### Data for this exercise
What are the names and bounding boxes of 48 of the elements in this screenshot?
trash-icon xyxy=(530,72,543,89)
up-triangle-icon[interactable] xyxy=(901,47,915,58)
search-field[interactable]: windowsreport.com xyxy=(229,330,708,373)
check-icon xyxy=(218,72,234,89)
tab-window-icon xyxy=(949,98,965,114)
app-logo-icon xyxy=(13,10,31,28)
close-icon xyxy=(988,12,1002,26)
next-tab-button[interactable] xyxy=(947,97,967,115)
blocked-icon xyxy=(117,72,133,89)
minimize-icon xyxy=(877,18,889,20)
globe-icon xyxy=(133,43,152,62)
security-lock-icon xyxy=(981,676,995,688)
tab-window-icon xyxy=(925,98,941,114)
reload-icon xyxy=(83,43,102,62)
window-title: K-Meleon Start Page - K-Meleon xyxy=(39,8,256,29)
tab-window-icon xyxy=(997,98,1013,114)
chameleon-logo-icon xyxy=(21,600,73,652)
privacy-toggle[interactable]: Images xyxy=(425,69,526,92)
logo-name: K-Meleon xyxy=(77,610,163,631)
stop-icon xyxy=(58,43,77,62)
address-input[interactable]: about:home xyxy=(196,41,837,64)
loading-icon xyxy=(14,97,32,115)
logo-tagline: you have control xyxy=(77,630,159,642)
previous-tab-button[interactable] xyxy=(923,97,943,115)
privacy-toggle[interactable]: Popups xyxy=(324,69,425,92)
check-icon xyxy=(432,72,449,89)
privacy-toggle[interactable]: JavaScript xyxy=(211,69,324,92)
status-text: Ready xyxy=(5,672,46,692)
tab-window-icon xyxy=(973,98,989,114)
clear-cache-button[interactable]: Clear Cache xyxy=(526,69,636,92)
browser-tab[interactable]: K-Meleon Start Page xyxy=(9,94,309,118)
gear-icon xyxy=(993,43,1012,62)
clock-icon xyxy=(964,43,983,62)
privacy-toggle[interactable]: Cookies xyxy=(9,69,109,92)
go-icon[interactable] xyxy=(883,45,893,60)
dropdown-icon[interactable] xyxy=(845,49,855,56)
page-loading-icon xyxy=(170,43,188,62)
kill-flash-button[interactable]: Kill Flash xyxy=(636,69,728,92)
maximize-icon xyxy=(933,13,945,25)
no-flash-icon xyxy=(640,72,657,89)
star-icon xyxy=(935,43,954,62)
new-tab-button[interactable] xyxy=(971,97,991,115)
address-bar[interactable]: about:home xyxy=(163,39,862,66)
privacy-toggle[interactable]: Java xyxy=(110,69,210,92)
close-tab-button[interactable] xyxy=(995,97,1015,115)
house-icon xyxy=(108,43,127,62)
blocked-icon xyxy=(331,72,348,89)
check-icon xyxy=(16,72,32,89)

### Task instructions
Put every line of the entries above into a Markdown table with the columns Row and Line, numbering the rows in order and leaving out blank lines.

### The reply
| Row | Line |
|---|---|
| 1 | What are the names and bounding boxes of 48 of the elements in this screenshot? |
| 2 | trash-icon xyxy=(530,72,543,89) |
| 3 | up-triangle-icon[interactable] xyxy=(901,47,915,58) |
| 4 | search-field[interactable]: windowsreport.com xyxy=(229,330,708,373) |
| 5 | check-icon xyxy=(218,72,234,89) |
| 6 | tab-window-icon xyxy=(949,98,965,114) |
| 7 | app-logo-icon xyxy=(13,10,31,28) |
| 8 | close-icon xyxy=(988,12,1002,26) |
| 9 | next-tab-button[interactable] xyxy=(947,97,967,115) |
| 10 | blocked-icon xyxy=(117,72,133,89) |
| 11 | minimize-icon xyxy=(877,18,889,20) |
| 12 | globe-icon xyxy=(133,43,152,62) |
| 13 | security-lock-icon xyxy=(981,676,995,688) |
| 14 | tab-window-icon xyxy=(925,98,941,114) |
| 15 | reload-icon xyxy=(83,43,102,62) |
| 16 | window-title: K-Meleon Start Page - K-Meleon xyxy=(39,8,256,29) |
| 17 | tab-window-icon xyxy=(997,98,1013,114) |
| 18 | chameleon-logo-icon xyxy=(21,600,73,652) |
| 19 | privacy-toggle[interactable]: Images xyxy=(425,69,526,92) |
| 20 | logo-name: K-Meleon xyxy=(77,610,163,631) |
| 21 | stop-icon xyxy=(58,43,77,62) |
| 22 | address-input[interactable]: about:home xyxy=(196,41,837,64) |
| 23 | loading-icon xyxy=(14,97,32,115) |
| 24 | logo-tagline: you have control xyxy=(77,630,159,642) |
| 25 | previous-tab-button[interactable] xyxy=(923,97,943,115) |
| 26 | privacy-toggle[interactable]: Popups xyxy=(324,69,425,92) |
| 27 | check-icon xyxy=(432,72,449,89) |
| 28 | privacy-toggle[interactable]: JavaScript xyxy=(211,69,324,92) |
| 29 | status-text: Ready xyxy=(5,672,46,692) |
| 30 | tab-window-icon xyxy=(973,98,989,114) |
| 31 | clear-cache-button[interactable]: Clear Cache xyxy=(526,69,636,92) |
| 32 | browser-tab[interactable]: K-Meleon Start Page xyxy=(9,94,309,118) |
| 33 | gear-icon xyxy=(993,43,1012,62) |
| 34 | clock-icon xyxy=(964,43,983,62) |
| 35 | privacy-toggle[interactable]: Cookies xyxy=(9,69,109,92) |
| 36 | go-icon[interactable] xyxy=(883,45,893,60) |
| 37 | dropdown-icon[interactable] xyxy=(845,49,855,56) |
| 38 | page-loading-icon xyxy=(170,43,188,62) |
| 39 | kill-flash-button[interactable]: Kill Flash xyxy=(636,69,728,92) |
| 40 | maximize-icon xyxy=(933,13,945,25) |
| 41 | no-flash-icon xyxy=(640,72,657,89) |
| 42 | star-icon xyxy=(935,43,954,62) |
| 43 | new-tab-button[interactable] xyxy=(971,97,991,115) |
| 44 | address-bar[interactable]: about:home xyxy=(163,39,862,66) |
| 45 | privacy-toggle[interactable]: Java xyxy=(110,69,210,92) |
| 46 | close-tab-button[interactable] xyxy=(995,97,1015,115) |
| 47 | house-icon xyxy=(108,43,127,62) |
| 48 | blocked-icon xyxy=(331,72,348,89) |
| 49 | check-icon xyxy=(16,72,32,89) |